(Stored records)
#####
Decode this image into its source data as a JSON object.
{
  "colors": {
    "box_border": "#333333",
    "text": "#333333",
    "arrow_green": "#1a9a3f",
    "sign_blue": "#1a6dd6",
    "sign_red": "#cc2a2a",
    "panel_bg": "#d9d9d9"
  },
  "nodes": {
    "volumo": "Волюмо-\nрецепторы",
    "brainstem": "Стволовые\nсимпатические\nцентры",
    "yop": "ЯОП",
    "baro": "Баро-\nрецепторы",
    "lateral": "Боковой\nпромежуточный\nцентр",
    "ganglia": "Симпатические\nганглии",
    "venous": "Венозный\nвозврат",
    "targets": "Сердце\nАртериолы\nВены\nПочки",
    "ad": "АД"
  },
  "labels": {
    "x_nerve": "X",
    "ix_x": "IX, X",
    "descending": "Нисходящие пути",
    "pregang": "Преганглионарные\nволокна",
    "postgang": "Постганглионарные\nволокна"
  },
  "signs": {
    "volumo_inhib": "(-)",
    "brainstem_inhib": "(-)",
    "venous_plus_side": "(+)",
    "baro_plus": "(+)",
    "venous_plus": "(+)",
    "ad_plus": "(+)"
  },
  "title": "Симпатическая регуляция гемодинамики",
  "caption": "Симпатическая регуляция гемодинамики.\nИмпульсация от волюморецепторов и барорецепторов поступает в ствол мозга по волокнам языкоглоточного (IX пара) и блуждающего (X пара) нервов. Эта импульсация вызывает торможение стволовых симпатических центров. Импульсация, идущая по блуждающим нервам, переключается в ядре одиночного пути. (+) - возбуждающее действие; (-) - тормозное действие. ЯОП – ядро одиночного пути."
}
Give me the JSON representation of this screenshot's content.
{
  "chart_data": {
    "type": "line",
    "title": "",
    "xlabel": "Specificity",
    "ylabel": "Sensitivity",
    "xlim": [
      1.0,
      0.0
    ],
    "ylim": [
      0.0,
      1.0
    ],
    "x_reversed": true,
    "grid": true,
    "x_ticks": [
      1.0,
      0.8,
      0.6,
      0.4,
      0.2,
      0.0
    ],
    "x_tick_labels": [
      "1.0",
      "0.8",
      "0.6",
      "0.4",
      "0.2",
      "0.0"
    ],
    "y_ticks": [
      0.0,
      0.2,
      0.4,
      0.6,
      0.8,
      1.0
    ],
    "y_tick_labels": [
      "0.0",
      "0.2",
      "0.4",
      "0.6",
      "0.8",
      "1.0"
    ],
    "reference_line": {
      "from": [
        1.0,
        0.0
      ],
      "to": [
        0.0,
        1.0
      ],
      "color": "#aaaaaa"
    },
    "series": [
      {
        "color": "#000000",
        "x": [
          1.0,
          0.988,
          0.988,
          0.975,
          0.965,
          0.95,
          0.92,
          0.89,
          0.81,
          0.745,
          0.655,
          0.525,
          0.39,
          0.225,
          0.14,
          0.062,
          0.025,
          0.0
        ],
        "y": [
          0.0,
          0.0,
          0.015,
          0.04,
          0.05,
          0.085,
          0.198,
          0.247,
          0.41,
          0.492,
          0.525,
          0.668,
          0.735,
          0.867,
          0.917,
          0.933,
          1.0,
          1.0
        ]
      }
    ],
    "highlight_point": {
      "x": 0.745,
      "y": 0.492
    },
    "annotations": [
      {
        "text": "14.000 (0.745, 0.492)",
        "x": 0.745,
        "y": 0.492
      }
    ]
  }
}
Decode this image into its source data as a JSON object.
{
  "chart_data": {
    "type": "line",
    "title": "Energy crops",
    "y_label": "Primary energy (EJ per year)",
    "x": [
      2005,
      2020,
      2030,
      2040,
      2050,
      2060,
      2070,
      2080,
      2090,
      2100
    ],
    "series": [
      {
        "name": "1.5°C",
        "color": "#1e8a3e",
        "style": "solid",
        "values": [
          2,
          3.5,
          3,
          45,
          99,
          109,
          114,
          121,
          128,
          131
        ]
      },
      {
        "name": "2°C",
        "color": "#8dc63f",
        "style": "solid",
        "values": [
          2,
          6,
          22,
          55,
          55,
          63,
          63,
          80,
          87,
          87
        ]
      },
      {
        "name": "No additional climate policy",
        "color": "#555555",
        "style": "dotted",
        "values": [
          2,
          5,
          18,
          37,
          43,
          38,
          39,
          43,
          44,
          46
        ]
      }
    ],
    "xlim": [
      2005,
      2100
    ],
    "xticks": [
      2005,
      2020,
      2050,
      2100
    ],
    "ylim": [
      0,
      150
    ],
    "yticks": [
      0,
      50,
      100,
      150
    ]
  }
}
#####
> Exercise aim
Repeat each record in full; every line must match exactly.

> Task solution
Decode this image into its source data as a JSON object.
{
  "colors": {
    "box_border": "#333333",
    "text": "#333333",
    "arrow_green": "#1a9a3f",
    "sign_blue": "#1a6dd6",
    "sign_red": "#cc2a2a",
    "panel_bg": "#d9d9d9"
  },
  "nodes": {
    "volumo": "Волюмо-\nрецепторы",
    "brainstem": "Стволовые\nсимпатические\nцентры",
    "yop": "ЯОП",
    "baro": "Баро-\nрецепторы",
    "lateral": "Боковой\nпромежуточный\nцентр",
    "ganglia": "Симпатические\nганглии",
    "venous": "Венозный\nвозврат",
    "targets": "Сердце\nАртериолы\nВены\nПочки",
    "ad": "АД"
  },
  "labels": {
    "x_nerve": "X",
    "ix_x": "IX, X",
    "descending": "Нисходящие пути",
    "pregang": "Преганглионарные\nволокна",
    "postgang": "Постганглионарные\nволокна"
  },
  "signs": {
    "volumo_inhib": "(-)",
    "brainstem_inhib": "(-)",
    "venous_plus_side": "(+)",
    "baro_plus": "(+)",
    "venous_plus": "(+)",
    "ad_plus": "(+)"
  },
  "title": "Симпатическая регуляция гемодинамики",
  "caption": "Симпатическая регуляция гемодинамики.\nИмпульсация от волюморецепторов и барорецепторов поступает в ствол мозга по волокнам языкоглоточного (IX пара) и блуждающего (X пара) нервов. Эта импульсация вызывает торможение стволовых симпатических центров. Импульсация, идущая по блуждающим нервам, переключается в ядре одиночного пути. (+) - возбуждающее действие; (-) - тормозное действие. ЯОП – ядро одиночного пути."
}
Give me the JSON representation of this screenshot's content.
{
  "chart_data": {
    "type": "line",
    "title": "",
    "xlabel": "Specificity",
    "ylabel": "Sensitivity",
    "xlim": [
      1.0,
      0.0
    ],
    "ylim": [
      0.0,
      1.0
    ],
    "x_reversed": true,
    "grid": true,
    "x_ticks": [
      1.0,
      0.8,
      0.6,
      0.4,
      0.2,
      0.0
    ],
    "x_tick_labels": [
      "1.0",
      "0.8",
      "0.6",
      "0.4",
      "0.2",
      "0.0"
    ],
    "y_ticks": [
      0.0,
      0.2,
      0.4,
      0.6,
      0.8,
      1.0
    ],
    "y_tick_labels": [
      "0.0",
      "0.2",
      "0.4",
      "0.6",
      "0.8",
      "1.0"
    ],
    "reference_line": {
      "from": [
        1.0,
        0.0
      ],
      "to": [
        0.0,
        1.0
      ],
      "color": "#aaaaaa"
    },
    "series": [
      {
        "color": "#000000",
        "x": [
          1.0,
          0.988,
          0.988,
          0.975,
          0.965,
          0.95,
          0.92,
          0.89,
          0.81,
          0.745,
          0.655,
          0.525,
          0.39,
          0.225,
          0.14,
          0.062,
          0.025,
          0.0
        ],
        "y": [
          0.0,
          0.0,
          0.015,
          0.04,
          0.05,
          0.085,
          0.198,
          0.247,
          0.41,
          0.492,
          0.525,
          0.668,
          0.735,
          0.867,
          0.917,
          0.933,
          1.0,
          1.0
        ]
      }
    ],
    "highlight_point": {
      "x": 0.745,
      "y": 0.492
    },
    "annotations": [
      {
        "text": "14.000 (0.745, 0.492)",
        "x": 0.745,
        "y": 0.492
      }
    ]
  }
}
Decode this image into its source data as a JSON object.
{
  "chart_data": {
    "type": "line",
    "title": "Energy crops",
    "y_label": "Primary energy (EJ per year)",
    "x": [
      2005,
      2020,
      2030,
      2040,
      2050,
      2060,
      2070,
      2080,
      2090,
      2100
    ],
    "series": [
      {
        "name": "1.5°C",
        "color": "#1e8a3e",
        "style": "solid",
        "values": [
          2,
          3.5,
          3,
          45,
          99,
          109,
          114,
          121,
          128,
          131
        ]
      },
      {
        "name": "2°C",
        "color": "#8dc63f",
        "style": "solid",
        "values": [
          2,
          6,
          22,
          55,
          55,
          63,
          63,
          80,
          87,
          87
        ]
      },
      {
        "name": "No additional climate policy",
        "color": "#555555",
        "style": "dotted",
        "values": [
          2,
          5,
          18,
          37,
          43,
          38,
          39,
          43,
          44,
          46
        ]
      }
    ],
    "xlim": [
      2005,
      2100
    ],
    "xticks": [
      2005,
      2020,
      2050,
      2100
    ],
    "ylim": [
      0,
      150
    ],
    "yticks": [
      0,
      50,
      100,
      150
    ]
  }
}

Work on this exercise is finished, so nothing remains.